-- BEGIN --

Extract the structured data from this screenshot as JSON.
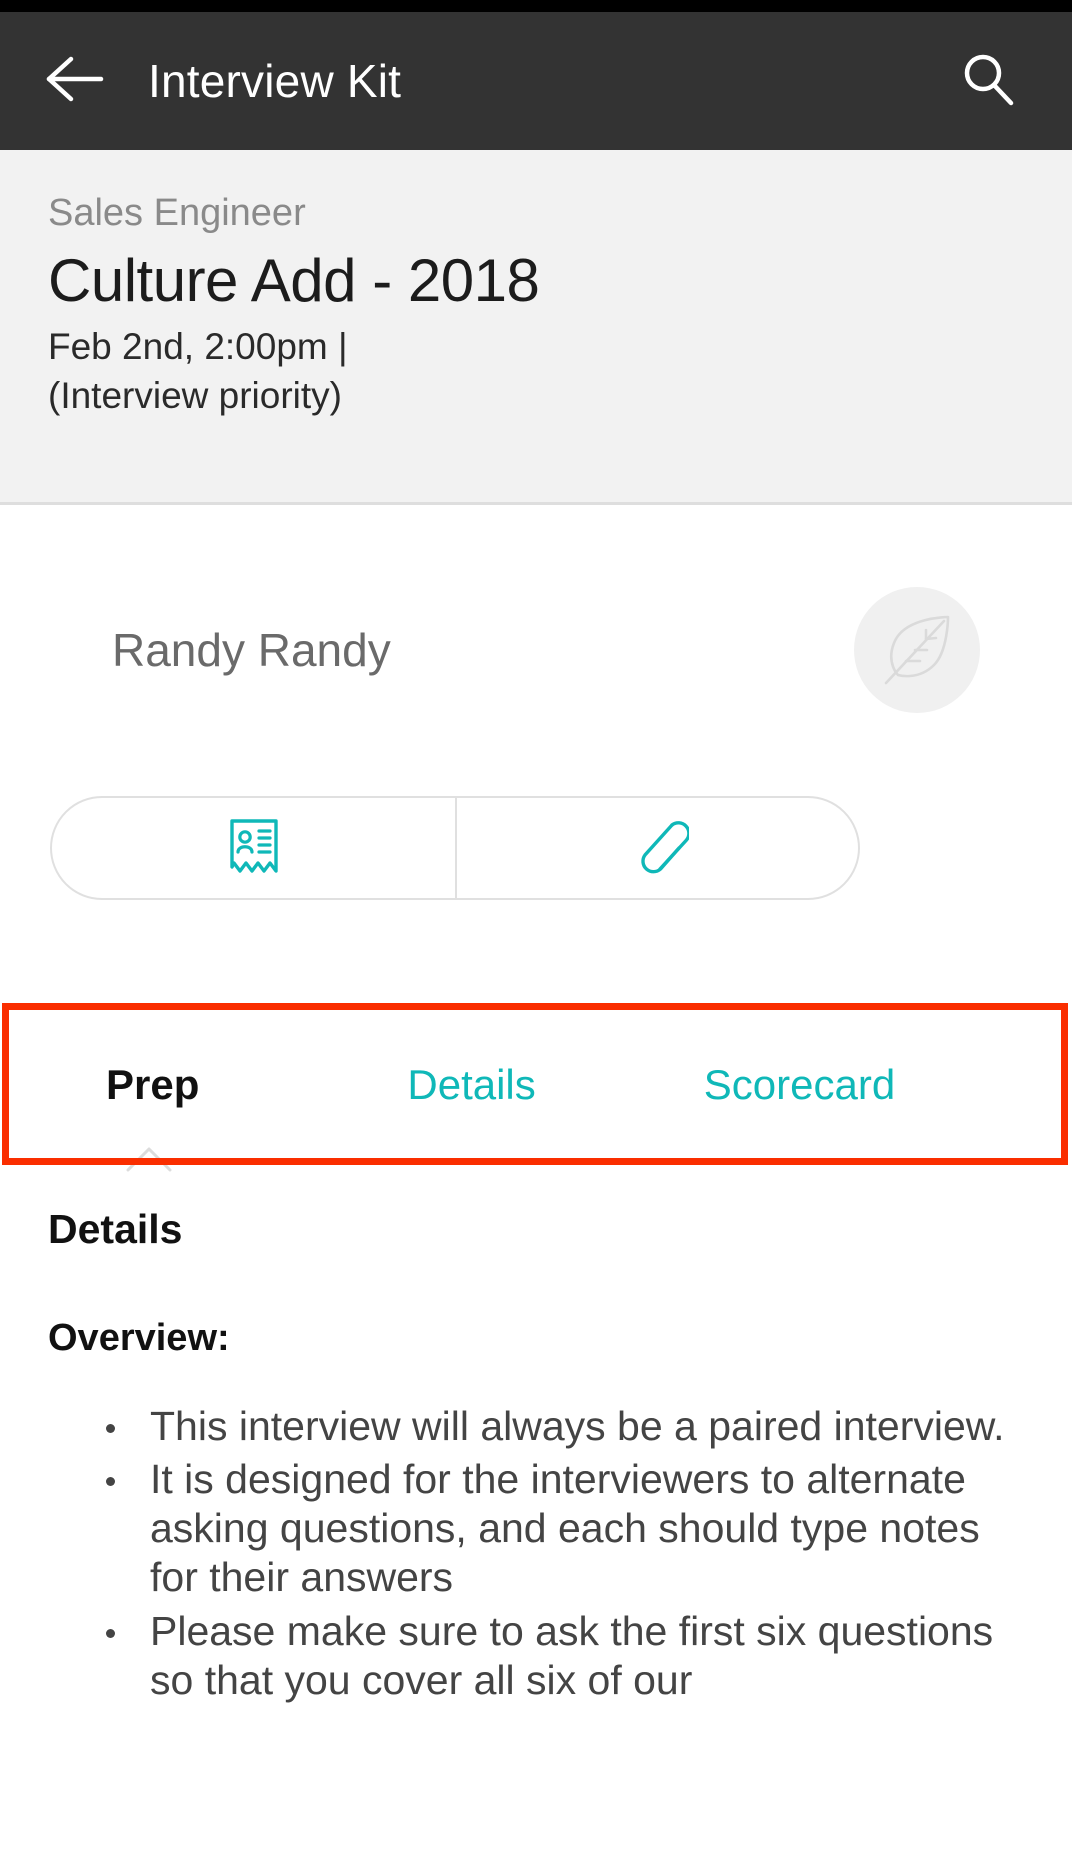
{
  "appbar": {
    "back_icon": "arrow-left-icon",
    "title": "Interview Kit",
    "search_icon": "search-icon"
  },
  "info": {
    "role": "Sales Engineer",
    "title": "Culture Add - 2018",
    "when": "Feb 2nd, 2:00pm |",
    "priority": "(Interview priority)"
  },
  "candidate": {
    "name": "Randy Randy",
    "avatar_icon": "leaf-icon"
  },
  "actions": [
    {
      "name": "resume-button",
      "icon": "resume-card-icon"
    },
    {
      "name": "attachments-button",
      "icon": "paperclip-icon"
    }
  ],
  "tabs": [
    {
      "label": "Prep",
      "active": true
    },
    {
      "label": "Details",
      "active": false
    },
    {
      "label": "Scorecard",
      "active": false
    }
  ],
  "content": {
    "heading": "Details",
    "subheading": "Overview:",
    "bullets": [
      "This interview will always be a paired interview.",
      "It is designed for the interviewers to alternate asking questions, and each should type notes for their answers",
      "Please make sure to ask the first six questions so that you cover all six of our"
    ]
  },
  "colors": {
    "appbar_bg": "#333333",
    "info_bg": "#f2f2f2",
    "accent_teal": "#0fb8b8",
    "highlight_red": "#fa2e00",
    "text_dark": "#111111",
    "text_muted": "#8a8a8a"
  }
}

-- END --

Problem: Give every line back word for word and leave the pictures out.

Correct result:
Extract the structured data from this screenshot as JSON.
{
  "appbar": {
    "back_icon": "arrow-left-icon",
    "title": "Interview Kit",
    "search_icon": "search-icon"
  },
  "info": {
    "role": "Sales Engineer",
    "title": "Culture Add - 2018",
    "when": "Feb 2nd, 2:00pm |",
    "priority": "(Interview priority)"
  },
  "candidate": {
    "name": "Randy Randy",
    "avatar_icon": "leaf-icon"
  },
  "actions": [
    {
      "name": "resume-button",
      "icon": "resume-card-icon"
    },
    {
      "name": "attachments-button",
      "icon": "paperclip-icon"
    }
  ],
  "tabs": [
    {
      "label": "Prep",
      "active": true
    },
    {
      "label": "Details",
      "active": false
    },
    {
      "label": "Scorecard",
      "active": false
    }
  ],
  "content": {
    "heading": "Details",
    "subheading": "Overview:",
    "bullets": [
      "This interview will always be a paired interview.",
      "It is designed for the interviewers to alternate asking questions, and each should type notes for their answers",
      "Please make sure to ask the first six questions so that you cover all six of our"
    ]
  },
  "colors": {
    "appbar_bg": "#333333",
    "info_bg": "#f2f2f2",
    "accent_teal": "#0fb8b8",
    "highlight_red": "#fa2e00",
    "text_dark": "#111111",
    "text_muted": "#8a8a8a"
  }
}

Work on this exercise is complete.